> _Written instruction_
Read the listing below and copy out every line that holds "watermark".

━━━ Task material ━━━

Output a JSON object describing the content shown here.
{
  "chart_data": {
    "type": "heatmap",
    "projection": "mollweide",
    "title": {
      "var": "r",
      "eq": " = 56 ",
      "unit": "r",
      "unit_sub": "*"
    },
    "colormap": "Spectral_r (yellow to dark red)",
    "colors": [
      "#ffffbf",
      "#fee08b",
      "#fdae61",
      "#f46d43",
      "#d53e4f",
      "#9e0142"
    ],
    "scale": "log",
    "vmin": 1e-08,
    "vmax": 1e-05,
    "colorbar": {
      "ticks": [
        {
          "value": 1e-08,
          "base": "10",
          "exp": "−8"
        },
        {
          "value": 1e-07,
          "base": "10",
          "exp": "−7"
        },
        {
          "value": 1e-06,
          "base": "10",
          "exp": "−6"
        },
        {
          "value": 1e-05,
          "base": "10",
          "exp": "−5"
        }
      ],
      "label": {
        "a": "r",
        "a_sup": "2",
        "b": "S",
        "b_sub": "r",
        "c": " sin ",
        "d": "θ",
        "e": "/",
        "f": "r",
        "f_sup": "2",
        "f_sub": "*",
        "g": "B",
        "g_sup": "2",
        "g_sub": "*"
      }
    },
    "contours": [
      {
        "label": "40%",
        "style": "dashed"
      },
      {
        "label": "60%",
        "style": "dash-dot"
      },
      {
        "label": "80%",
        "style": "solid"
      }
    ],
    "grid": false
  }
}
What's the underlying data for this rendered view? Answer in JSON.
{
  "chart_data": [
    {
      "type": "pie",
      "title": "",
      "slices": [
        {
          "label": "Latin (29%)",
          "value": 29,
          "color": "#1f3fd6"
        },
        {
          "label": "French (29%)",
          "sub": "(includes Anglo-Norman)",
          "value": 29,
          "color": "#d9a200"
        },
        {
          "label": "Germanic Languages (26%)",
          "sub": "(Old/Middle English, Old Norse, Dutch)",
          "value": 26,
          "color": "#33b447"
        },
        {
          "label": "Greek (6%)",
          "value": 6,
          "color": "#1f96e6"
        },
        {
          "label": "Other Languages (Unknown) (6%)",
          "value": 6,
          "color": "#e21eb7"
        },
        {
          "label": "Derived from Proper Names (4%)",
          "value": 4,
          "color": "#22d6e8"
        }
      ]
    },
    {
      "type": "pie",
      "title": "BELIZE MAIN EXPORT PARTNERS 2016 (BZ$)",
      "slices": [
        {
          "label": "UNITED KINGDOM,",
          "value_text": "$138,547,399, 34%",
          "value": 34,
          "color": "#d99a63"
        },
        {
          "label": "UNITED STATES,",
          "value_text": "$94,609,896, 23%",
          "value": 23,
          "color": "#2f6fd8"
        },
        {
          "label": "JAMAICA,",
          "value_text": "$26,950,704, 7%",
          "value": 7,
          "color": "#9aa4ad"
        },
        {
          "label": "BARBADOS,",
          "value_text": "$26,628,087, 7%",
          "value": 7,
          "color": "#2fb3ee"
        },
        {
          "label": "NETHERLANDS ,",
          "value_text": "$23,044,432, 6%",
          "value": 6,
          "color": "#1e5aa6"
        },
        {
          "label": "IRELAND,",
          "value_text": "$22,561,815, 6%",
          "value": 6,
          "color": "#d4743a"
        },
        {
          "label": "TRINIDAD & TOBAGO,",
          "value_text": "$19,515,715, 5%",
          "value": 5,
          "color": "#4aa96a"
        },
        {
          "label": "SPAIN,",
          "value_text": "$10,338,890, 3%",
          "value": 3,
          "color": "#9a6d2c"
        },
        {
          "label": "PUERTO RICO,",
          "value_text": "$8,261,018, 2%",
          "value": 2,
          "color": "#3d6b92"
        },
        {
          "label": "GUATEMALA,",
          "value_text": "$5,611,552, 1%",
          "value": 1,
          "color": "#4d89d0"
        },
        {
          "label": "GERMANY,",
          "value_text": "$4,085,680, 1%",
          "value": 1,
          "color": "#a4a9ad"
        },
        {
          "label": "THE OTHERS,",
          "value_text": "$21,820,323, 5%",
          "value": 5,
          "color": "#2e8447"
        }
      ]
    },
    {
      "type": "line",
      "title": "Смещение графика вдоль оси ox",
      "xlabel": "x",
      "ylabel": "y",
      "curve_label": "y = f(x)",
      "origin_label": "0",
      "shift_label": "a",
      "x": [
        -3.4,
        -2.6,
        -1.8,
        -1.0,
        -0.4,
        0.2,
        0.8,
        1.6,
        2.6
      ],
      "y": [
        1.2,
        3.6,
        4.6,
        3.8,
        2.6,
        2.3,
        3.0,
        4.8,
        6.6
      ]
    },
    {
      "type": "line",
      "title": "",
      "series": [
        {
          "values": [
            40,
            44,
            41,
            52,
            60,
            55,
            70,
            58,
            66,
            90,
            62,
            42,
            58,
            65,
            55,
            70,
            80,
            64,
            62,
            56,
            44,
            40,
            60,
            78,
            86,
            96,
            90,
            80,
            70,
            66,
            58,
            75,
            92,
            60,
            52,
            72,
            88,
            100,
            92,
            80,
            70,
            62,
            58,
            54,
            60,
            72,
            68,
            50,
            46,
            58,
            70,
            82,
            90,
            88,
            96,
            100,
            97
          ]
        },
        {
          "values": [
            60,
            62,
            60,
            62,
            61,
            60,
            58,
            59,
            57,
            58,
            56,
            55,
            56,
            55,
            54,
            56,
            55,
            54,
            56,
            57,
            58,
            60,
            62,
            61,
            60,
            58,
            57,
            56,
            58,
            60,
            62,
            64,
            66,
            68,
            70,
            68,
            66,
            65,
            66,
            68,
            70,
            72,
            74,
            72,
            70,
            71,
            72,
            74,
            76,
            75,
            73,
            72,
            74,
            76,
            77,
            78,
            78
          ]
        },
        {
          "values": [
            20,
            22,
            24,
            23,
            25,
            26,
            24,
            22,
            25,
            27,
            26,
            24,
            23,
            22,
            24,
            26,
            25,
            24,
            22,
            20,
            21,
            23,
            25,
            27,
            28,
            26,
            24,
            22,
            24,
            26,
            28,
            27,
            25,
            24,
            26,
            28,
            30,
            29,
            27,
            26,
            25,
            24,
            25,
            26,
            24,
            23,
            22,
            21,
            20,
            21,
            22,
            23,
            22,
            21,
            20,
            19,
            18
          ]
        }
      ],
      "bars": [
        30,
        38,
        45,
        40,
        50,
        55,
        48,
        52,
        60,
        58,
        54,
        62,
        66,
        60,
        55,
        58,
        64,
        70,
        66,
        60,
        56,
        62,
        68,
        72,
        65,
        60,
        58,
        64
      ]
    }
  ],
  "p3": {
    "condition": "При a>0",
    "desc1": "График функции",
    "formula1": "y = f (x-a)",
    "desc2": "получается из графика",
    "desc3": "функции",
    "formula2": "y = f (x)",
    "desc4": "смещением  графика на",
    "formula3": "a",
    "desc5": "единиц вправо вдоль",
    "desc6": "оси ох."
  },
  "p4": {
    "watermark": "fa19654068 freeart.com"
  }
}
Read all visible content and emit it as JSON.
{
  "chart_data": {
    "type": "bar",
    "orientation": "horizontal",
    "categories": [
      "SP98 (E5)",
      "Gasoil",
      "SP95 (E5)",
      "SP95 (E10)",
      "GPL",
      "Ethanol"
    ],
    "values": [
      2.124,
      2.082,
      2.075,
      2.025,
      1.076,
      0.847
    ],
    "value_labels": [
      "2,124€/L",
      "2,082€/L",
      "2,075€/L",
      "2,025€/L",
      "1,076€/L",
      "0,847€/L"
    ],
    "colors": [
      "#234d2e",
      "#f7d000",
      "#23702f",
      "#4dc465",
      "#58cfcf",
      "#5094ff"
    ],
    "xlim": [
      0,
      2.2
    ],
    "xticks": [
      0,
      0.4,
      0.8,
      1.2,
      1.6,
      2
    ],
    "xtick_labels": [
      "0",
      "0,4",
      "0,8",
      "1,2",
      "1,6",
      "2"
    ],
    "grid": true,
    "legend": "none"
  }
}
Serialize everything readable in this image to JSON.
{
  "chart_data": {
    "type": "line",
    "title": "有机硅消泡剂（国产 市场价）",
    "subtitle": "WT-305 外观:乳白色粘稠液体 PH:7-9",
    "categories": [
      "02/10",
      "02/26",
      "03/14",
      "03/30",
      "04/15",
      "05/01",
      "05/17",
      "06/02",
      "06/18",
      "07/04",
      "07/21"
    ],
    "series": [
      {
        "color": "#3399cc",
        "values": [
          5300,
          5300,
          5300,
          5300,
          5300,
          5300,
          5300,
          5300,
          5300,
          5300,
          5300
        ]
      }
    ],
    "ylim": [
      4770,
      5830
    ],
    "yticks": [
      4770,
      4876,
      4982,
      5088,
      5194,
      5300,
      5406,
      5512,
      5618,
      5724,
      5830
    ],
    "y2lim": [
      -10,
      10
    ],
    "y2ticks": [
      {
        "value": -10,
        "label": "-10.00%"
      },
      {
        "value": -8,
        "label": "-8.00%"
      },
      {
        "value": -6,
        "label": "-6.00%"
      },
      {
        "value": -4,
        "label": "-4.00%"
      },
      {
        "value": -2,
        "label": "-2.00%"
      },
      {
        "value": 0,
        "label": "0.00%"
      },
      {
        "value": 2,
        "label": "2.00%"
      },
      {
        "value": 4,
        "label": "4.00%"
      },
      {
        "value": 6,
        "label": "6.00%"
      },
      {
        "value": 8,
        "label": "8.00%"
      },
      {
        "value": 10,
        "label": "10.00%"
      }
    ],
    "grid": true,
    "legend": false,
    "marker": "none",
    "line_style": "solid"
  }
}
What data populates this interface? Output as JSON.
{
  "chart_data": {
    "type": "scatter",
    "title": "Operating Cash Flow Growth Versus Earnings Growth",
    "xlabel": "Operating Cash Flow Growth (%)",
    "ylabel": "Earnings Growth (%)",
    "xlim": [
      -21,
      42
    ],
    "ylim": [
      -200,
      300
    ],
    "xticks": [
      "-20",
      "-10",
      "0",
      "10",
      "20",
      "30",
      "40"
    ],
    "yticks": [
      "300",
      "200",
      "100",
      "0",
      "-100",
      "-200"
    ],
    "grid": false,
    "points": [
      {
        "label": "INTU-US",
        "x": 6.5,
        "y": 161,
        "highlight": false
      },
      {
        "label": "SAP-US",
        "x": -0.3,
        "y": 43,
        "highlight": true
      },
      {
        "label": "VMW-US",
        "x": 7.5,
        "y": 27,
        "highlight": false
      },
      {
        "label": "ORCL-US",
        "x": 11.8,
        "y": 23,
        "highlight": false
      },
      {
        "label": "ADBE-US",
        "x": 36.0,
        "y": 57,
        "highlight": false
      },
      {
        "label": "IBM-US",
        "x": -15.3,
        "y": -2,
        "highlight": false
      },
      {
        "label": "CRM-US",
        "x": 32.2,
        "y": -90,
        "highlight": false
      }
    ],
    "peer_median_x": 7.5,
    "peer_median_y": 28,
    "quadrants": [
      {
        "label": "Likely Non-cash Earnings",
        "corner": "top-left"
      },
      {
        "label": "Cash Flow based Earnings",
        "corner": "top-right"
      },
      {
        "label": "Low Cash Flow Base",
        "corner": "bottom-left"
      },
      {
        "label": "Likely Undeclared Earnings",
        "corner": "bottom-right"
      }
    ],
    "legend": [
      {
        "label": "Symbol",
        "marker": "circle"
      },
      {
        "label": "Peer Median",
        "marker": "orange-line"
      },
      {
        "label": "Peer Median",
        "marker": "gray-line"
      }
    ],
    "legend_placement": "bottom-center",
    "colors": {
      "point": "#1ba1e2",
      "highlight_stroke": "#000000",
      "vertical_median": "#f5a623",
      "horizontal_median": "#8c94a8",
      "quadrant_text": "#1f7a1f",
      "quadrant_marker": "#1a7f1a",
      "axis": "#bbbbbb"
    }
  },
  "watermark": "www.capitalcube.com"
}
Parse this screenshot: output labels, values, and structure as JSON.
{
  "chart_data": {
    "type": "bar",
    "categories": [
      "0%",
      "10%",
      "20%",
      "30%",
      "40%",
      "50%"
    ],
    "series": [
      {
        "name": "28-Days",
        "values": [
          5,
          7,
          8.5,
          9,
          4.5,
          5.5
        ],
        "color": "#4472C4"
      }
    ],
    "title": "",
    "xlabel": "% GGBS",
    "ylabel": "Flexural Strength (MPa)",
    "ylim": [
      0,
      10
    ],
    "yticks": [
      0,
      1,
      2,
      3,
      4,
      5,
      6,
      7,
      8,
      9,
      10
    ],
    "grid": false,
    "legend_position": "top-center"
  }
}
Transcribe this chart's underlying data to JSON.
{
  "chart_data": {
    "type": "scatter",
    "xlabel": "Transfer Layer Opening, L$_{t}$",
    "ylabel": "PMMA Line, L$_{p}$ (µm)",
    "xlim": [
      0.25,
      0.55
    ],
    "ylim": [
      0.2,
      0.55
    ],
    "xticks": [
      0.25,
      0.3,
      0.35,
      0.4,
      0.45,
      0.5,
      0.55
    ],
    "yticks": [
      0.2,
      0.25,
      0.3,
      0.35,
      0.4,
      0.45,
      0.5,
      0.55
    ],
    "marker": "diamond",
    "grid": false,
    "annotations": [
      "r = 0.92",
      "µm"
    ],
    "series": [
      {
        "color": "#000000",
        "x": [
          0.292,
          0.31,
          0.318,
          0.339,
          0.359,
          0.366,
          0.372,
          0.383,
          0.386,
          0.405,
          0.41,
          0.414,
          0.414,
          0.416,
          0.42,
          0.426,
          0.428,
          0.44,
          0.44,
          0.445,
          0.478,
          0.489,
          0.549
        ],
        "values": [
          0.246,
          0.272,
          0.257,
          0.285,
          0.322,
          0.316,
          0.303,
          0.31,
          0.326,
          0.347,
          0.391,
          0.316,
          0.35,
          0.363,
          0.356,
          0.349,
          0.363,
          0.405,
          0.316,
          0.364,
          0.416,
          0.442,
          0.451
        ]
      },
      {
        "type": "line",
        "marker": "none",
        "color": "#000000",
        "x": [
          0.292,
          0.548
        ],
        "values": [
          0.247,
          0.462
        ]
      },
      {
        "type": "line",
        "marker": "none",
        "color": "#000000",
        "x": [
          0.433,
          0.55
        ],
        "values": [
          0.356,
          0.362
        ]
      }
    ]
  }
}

━━━

> _Exercise output_
    "watermark": "fa19654068 freeart.com"
  "watermark": "www.capitalcube.com"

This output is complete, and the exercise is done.